■ **TASK TO CARRY OUT**:
Read the entries below and pull out each line with the string "estratégicas".

■ **Raw records**:
BEGIN

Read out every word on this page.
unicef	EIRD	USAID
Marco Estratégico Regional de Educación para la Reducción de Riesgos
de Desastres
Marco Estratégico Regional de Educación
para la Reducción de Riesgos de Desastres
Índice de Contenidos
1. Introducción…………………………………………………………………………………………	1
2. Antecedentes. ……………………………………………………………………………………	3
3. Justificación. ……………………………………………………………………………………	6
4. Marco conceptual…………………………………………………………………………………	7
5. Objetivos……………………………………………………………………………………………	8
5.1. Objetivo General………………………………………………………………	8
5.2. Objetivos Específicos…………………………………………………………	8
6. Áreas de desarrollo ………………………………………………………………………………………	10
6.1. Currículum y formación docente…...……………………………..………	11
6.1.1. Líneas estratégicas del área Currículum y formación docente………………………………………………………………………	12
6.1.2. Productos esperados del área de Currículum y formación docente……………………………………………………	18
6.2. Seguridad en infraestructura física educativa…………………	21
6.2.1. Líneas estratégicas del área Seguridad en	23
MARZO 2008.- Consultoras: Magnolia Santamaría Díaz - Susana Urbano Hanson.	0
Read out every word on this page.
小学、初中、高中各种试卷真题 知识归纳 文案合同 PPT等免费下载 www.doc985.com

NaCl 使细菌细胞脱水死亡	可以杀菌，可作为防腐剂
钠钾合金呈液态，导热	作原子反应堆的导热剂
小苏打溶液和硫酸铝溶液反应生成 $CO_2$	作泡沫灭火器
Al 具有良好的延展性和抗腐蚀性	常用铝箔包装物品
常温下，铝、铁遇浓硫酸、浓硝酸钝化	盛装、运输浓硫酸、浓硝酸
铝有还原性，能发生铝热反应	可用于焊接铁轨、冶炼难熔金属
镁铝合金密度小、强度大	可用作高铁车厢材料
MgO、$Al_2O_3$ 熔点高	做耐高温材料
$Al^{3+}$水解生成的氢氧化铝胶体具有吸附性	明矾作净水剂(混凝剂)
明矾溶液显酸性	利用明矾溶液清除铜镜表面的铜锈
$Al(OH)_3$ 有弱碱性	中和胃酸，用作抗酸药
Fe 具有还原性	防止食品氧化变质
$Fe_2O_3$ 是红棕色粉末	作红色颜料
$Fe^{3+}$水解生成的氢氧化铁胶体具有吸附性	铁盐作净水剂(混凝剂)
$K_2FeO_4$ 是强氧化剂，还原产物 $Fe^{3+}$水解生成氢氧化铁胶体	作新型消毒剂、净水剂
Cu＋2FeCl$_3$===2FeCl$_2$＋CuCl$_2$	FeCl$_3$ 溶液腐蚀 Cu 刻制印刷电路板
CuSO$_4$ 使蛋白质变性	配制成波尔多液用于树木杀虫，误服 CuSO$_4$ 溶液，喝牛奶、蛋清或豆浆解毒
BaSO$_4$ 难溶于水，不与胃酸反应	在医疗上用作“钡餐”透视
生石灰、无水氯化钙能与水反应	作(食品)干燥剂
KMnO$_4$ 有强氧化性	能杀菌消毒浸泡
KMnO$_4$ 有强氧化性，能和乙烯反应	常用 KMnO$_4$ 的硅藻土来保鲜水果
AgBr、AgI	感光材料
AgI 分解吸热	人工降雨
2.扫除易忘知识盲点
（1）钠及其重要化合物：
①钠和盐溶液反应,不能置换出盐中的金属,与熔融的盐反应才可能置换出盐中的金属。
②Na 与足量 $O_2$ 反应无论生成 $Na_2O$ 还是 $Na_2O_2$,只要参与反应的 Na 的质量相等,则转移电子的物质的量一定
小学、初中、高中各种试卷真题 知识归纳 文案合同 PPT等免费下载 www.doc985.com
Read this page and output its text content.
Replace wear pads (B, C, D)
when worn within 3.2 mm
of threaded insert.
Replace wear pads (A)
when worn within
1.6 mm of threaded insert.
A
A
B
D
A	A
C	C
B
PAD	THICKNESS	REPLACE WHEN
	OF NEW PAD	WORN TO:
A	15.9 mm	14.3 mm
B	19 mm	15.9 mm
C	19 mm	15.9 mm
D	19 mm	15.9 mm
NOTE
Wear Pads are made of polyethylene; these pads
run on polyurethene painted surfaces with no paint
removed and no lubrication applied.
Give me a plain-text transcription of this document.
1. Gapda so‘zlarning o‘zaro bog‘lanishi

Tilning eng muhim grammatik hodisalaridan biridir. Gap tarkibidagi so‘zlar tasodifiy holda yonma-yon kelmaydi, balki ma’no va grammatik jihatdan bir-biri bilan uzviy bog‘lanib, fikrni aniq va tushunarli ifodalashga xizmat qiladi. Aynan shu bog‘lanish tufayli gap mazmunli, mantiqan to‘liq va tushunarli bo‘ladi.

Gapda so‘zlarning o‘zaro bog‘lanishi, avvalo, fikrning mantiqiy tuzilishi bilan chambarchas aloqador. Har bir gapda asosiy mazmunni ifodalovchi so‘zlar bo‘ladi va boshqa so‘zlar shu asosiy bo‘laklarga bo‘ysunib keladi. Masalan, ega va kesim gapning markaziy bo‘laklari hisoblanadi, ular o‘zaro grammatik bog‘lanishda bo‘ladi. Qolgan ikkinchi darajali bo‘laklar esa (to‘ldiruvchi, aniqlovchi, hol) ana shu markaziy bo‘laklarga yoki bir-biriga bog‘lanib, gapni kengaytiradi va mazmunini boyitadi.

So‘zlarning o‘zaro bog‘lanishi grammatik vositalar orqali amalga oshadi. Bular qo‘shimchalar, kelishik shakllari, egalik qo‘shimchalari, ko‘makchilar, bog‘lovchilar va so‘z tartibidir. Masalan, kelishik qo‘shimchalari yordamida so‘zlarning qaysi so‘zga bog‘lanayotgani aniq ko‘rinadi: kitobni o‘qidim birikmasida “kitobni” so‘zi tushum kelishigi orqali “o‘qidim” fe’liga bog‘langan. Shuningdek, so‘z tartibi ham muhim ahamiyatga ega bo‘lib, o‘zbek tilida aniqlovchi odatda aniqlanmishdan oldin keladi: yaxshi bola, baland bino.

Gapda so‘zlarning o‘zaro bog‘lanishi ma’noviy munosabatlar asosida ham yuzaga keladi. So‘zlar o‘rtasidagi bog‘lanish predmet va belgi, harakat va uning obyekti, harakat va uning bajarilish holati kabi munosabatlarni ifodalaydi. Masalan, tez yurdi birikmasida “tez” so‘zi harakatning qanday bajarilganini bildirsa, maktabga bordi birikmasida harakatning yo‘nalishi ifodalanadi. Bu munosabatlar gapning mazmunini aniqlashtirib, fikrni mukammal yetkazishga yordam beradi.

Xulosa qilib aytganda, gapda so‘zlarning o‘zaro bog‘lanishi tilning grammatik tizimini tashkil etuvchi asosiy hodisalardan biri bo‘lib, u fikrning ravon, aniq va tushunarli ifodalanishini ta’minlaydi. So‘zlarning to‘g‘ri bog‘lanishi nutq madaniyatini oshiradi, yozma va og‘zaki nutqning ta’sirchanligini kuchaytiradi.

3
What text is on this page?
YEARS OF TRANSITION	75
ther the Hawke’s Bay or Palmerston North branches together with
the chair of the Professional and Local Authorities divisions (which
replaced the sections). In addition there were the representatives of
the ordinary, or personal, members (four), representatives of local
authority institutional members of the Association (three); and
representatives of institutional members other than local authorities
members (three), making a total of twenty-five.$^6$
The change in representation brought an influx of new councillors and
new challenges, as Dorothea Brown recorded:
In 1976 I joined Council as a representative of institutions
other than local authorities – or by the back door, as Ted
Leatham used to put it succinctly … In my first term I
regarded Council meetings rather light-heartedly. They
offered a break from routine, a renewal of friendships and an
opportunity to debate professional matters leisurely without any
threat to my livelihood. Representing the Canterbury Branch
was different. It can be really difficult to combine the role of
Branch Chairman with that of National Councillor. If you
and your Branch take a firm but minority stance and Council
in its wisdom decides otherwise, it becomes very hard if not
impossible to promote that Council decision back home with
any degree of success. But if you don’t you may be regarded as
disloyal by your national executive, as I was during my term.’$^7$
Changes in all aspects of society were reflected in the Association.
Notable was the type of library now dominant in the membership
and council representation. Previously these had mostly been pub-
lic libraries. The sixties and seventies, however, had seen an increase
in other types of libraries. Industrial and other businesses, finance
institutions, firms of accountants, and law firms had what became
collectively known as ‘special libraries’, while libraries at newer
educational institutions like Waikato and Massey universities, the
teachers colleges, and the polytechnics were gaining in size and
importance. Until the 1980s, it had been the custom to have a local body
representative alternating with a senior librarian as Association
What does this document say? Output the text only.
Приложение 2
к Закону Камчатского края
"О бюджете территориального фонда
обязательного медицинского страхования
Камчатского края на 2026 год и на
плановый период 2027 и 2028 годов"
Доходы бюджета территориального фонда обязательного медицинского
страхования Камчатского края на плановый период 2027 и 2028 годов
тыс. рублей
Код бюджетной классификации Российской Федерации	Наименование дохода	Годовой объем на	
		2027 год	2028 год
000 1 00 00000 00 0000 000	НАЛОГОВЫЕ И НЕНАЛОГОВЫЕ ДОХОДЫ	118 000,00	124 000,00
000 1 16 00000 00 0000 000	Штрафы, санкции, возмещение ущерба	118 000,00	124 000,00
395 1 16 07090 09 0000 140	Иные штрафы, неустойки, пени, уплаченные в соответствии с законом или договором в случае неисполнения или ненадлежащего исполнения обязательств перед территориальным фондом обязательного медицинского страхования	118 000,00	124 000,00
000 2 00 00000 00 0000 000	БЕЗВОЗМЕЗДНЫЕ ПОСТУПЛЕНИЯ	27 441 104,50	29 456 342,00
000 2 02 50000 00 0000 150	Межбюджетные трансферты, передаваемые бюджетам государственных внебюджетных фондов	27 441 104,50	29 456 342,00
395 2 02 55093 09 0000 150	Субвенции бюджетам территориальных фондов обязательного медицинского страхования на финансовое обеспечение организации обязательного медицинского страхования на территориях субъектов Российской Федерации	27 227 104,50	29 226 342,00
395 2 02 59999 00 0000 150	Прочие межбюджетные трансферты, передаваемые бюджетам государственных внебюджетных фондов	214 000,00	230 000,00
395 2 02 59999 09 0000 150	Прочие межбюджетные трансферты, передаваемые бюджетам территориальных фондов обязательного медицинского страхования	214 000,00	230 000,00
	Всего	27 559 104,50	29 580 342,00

END

■ **THE RESPONSE**:
6.1.1. Líneas estratégicas del área Currículum y formación docente………………………………………………………………………	12
6.2.1. Líneas estratégicas del área Seguridad en	23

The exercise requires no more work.